(Saved data entries)

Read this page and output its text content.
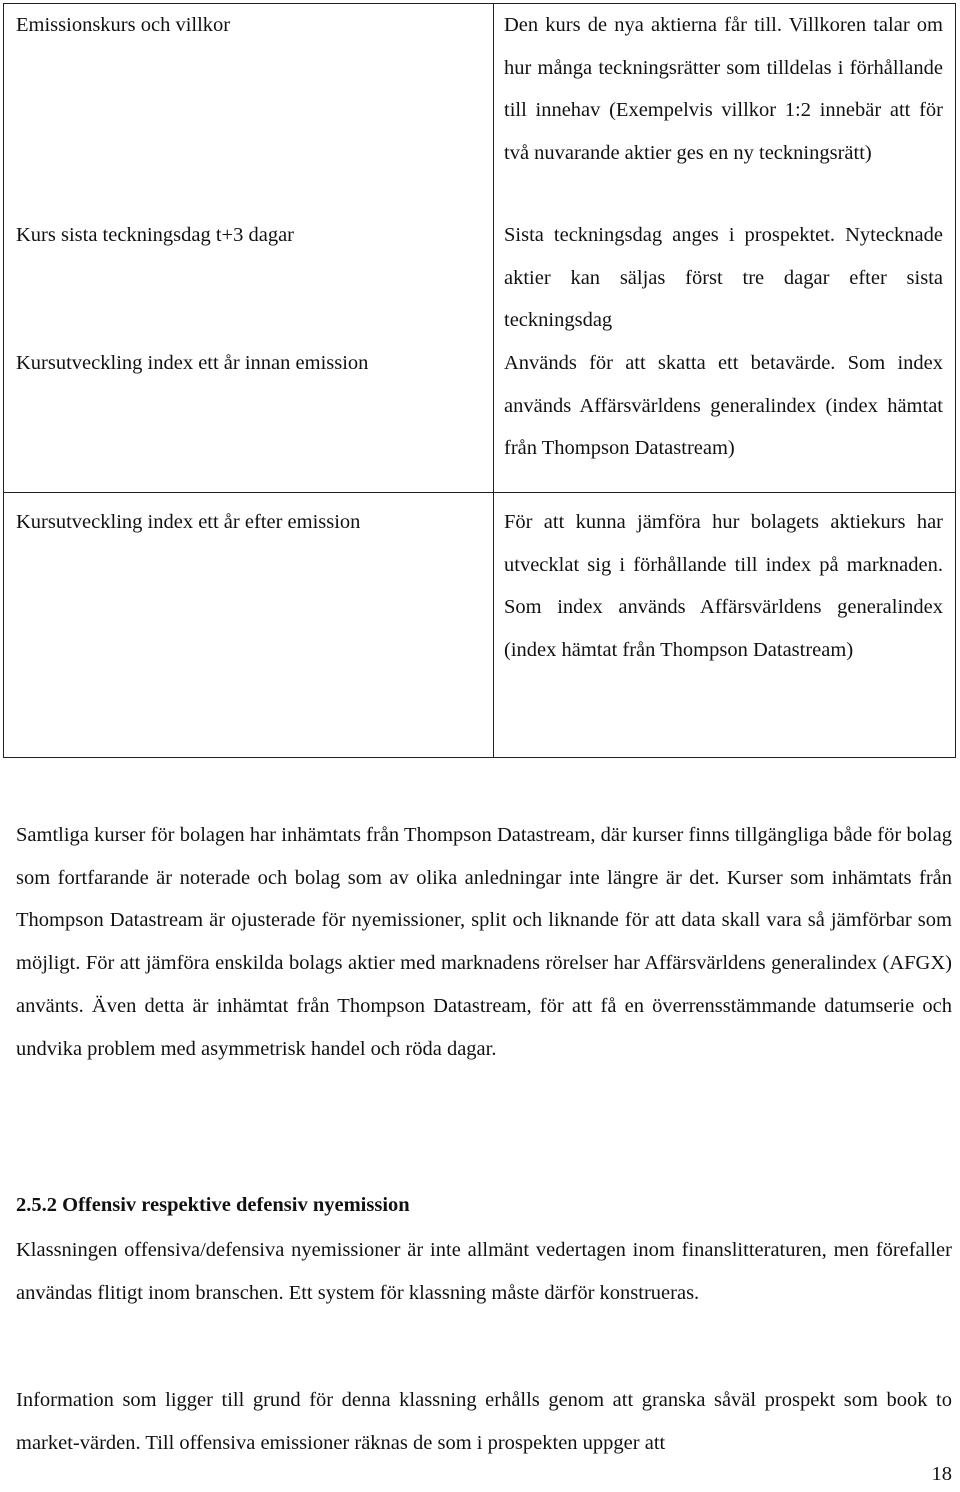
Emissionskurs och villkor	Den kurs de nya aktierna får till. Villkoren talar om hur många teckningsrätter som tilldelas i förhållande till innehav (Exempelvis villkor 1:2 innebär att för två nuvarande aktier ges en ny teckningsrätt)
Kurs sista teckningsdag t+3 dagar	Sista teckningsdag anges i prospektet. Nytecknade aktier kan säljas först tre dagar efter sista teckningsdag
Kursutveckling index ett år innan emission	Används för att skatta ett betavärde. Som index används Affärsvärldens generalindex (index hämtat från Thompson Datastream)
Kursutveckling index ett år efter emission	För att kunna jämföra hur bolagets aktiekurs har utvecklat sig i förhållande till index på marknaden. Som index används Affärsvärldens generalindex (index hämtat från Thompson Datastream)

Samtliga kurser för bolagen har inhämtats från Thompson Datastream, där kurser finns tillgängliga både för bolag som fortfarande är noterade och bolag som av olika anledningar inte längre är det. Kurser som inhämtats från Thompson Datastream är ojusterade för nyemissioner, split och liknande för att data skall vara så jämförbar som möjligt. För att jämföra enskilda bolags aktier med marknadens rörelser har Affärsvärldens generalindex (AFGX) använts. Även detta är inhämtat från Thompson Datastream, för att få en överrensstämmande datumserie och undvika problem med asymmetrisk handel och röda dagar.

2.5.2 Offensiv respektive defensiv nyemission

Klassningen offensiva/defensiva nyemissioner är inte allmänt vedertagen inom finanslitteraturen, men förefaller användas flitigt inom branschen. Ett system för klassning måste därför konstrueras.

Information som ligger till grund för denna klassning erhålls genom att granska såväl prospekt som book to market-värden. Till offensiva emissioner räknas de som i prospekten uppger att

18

* _EXERCISE DETAILS_
Please set down the lines above word for word and leave out the pictures.

* _EXERCISE RESULT_
Read this page and output its text content.
Emissionskurs och villkor	Den kurs de nya aktierna får till. Villkoren talar om hur många teckningsrätter som tilldelas i förhållande till innehav (Exempelvis villkor 1:2 innebär att för två nuvarande aktier ges en ny teckningsrätt)
Kurs sista teckningsdag t+3 dagar	Sista teckningsdag anges i prospektet. Nytecknade aktier kan säljas först tre dagar efter sista teckningsdag
Kursutveckling index ett år innan emission	Används för att skatta ett betavärde. Som index används Affärsvärldens generalindex (index hämtat från Thompson Datastream)
Kursutveckling index ett år efter emission	För att kunna jämföra hur bolagets aktiekurs har utvecklat sig i förhållande till index på marknaden. Som index används Affärsvärldens generalindex (index hämtat från Thompson Datastream)

Samtliga kurser för bolagen har inhämtats från Thompson Datastream, där kurser finns tillgängliga både för bolag som fortfarande är noterade och bolag som av olika anledningar inte längre är det. Kurser som inhämtats från Thompson Datastream är ojusterade för nyemissioner, split och liknande för att data skall vara så jämförbar som möjligt. För att jämföra enskilda bolags aktier med marknadens rörelser har Affärsvärldens generalindex (AFGX) använts. Även detta är inhämtat från Thompson Datastream, för att få en överrensstämmande datumserie och undvika problem med asymmetrisk handel och röda dagar.

2.5.2 Offensiv respektive defensiv nyemission

Klassningen offensiva/defensiva nyemissioner är inte allmänt vedertagen inom finanslitteraturen, men förefaller användas flitigt inom branschen. Ett system för klassning måste därför konstrueras.

Information som ligger till grund för denna klassning erhålls genom att granska såväl prospekt som book to market-värden. Till offensiva emissioner räknas de som i prospekten uppger att

18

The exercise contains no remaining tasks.